### Part of a data file
-- -- --

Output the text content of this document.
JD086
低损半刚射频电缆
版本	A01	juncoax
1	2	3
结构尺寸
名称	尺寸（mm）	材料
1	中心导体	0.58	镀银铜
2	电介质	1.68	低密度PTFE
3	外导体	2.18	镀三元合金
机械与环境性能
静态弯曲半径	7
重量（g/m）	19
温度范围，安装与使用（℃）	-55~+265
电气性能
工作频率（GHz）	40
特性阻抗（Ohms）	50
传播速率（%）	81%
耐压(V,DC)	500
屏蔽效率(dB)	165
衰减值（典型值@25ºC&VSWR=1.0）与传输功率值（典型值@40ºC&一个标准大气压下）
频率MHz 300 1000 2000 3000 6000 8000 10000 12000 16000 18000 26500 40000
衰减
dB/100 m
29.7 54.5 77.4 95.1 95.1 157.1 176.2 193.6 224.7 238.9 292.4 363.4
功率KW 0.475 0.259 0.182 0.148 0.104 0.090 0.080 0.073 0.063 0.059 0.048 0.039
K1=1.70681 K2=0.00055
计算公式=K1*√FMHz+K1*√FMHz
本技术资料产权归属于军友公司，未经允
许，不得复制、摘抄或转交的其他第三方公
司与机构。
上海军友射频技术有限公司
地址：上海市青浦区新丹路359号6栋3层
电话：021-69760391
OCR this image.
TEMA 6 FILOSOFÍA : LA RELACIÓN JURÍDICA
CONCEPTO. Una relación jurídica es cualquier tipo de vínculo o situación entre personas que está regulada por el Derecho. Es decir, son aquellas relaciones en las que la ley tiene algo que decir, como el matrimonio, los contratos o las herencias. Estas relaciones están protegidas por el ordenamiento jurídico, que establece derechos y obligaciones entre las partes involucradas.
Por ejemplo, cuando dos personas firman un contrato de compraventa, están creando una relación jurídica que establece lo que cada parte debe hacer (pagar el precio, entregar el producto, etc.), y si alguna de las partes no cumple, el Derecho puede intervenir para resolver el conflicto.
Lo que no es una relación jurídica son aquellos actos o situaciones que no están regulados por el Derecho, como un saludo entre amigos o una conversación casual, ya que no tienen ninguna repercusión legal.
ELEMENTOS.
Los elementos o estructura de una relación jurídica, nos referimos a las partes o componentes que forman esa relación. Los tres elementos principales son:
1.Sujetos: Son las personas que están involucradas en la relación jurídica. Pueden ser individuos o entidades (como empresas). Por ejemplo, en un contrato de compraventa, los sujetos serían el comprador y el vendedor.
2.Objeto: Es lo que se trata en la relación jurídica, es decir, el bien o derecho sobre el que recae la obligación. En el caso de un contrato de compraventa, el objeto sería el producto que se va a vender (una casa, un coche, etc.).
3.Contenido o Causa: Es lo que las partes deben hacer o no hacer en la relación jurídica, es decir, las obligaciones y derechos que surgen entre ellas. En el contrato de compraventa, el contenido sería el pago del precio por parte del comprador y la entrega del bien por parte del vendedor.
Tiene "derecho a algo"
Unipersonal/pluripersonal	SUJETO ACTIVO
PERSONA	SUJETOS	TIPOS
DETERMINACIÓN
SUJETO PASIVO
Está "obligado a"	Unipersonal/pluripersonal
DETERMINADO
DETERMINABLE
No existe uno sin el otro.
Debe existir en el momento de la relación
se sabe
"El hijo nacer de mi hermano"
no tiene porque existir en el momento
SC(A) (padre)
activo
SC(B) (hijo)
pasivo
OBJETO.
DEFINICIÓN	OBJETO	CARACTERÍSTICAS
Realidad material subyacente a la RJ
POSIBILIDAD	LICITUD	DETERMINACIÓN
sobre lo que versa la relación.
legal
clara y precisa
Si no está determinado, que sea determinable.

-- -- --

Extract the complete data, matching each line exactly.

### RESULT BELOW
Output the text content of this document.
JD086
低损半刚射频电缆
版本	A01	juncoax
1	2	3
结构尺寸
名称	尺寸（mm）	材料
1	中心导体	0.58	镀银铜
2	电介质	1.68	低密度PTFE
3	外导体	2.18	镀三元合金
机械与环境性能
静态弯曲半径	7
重量（g/m）	19
温度范围，安装与使用（℃）	-55~+265
电气性能
工作频率（GHz）	40
特性阻抗（Ohms）	50
传播速率（%）	81%
耐压(V,DC)	500
屏蔽效率(dB)	165
衰减值（典型值@25ºC&VSWR=1.0）与传输功率值（典型值@40ºC&一个标准大气压下）
频率MHz 300 1000 2000 3000 6000 8000 10000 12000 16000 18000 26500 40000
衰减
dB/100 m
29.7 54.5 77.4 95.1 95.1 157.1 176.2 193.6 224.7 238.9 292.4 363.4
功率KW 0.475 0.259 0.182 0.148 0.104 0.090 0.080 0.073 0.063 0.059 0.048 0.039
K1=1.70681 K2=0.00055
计算公式=K1*√FMHz+K1*√FMHz
本技术资料产权归属于军友公司，未经允
许，不得复制、摘抄或转交的其他第三方公
司与机构。
上海军友射频技术有限公司
地址：上海市青浦区新丹路359号6栋3层
电话：021-69760391
OCR this image.
TEMA 6 FILOSOFÍA : LA RELACIÓN JURÍDICA
CONCEPTO. Una relación jurídica es cualquier tipo de vínculo o situación entre personas que está regulada por el Derecho. Es decir, son aquellas relaciones en las que la ley tiene algo que decir, como el matrimonio, los contratos o las herencias. Estas relaciones están protegidas por el ordenamiento jurídico, que establece derechos y obligaciones entre las partes involucradas.
Por ejemplo, cuando dos personas firman un contrato de compraventa, están creando una relación jurídica que establece lo que cada parte debe hacer (pagar el precio, entregar el producto, etc.), y si alguna de las partes no cumple, el Derecho puede intervenir para resolver el conflicto.
Lo que no es una relación jurídica son aquellos actos o situaciones que no están regulados por el Derecho, como un saludo entre amigos o una conversación casual, ya que no tienen ninguna repercusión legal.
ELEMENTOS.
Los elementos o estructura de una relación jurídica, nos referimos a las partes o componentes que forman esa relación. Los tres elementos principales son:
1.Sujetos: Son las personas que están involucradas en la relación jurídica. Pueden ser individuos o entidades (como empresas). Por ejemplo, en un contrato de compraventa, los sujetos serían el comprador y el vendedor.
2.Objeto: Es lo que se trata en la relación jurídica, es decir, el bien o derecho sobre el que recae la obligación. En el caso de un contrato de compraventa, el objeto sería el producto que se va a vender (una casa, un coche, etc.).
3.Contenido o Causa: Es lo que las partes deben hacer o no hacer en la relación jurídica, es decir, las obligaciones y derechos que surgen entre ellas. En el contrato de compraventa, el contenido sería el pago del precio por parte del comprador y la entrega del bien por parte del vendedor.
Tiene "derecho a algo"
Unipersonal/pluripersonal	SUJETO ACTIVO
PERSONA	SUJETOS	TIPOS
DETERMINACIÓN
SUJETO PASIVO
Está "obligado a"	Unipersonal/pluripersonal
DETERMINADO
DETERMINABLE
No existe uno sin el otro.
Debe existir en el momento de la relación
se sabe
"El hijo nacer de mi hermano"
no tiene porque existir en el momento
SC(A) (padre)
activo
SC(B) (hijo)
pasivo
OBJETO.
DEFINICIÓN	OBJETO	CARACTERÍSTICAS
Realidad material subyacente a la RJ
POSIBILIDAD	LICITUD	DETERMINACIÓN
sobre lo que versa la relación.
legal
clara y precisa
Si no está determinado, que sea determinable.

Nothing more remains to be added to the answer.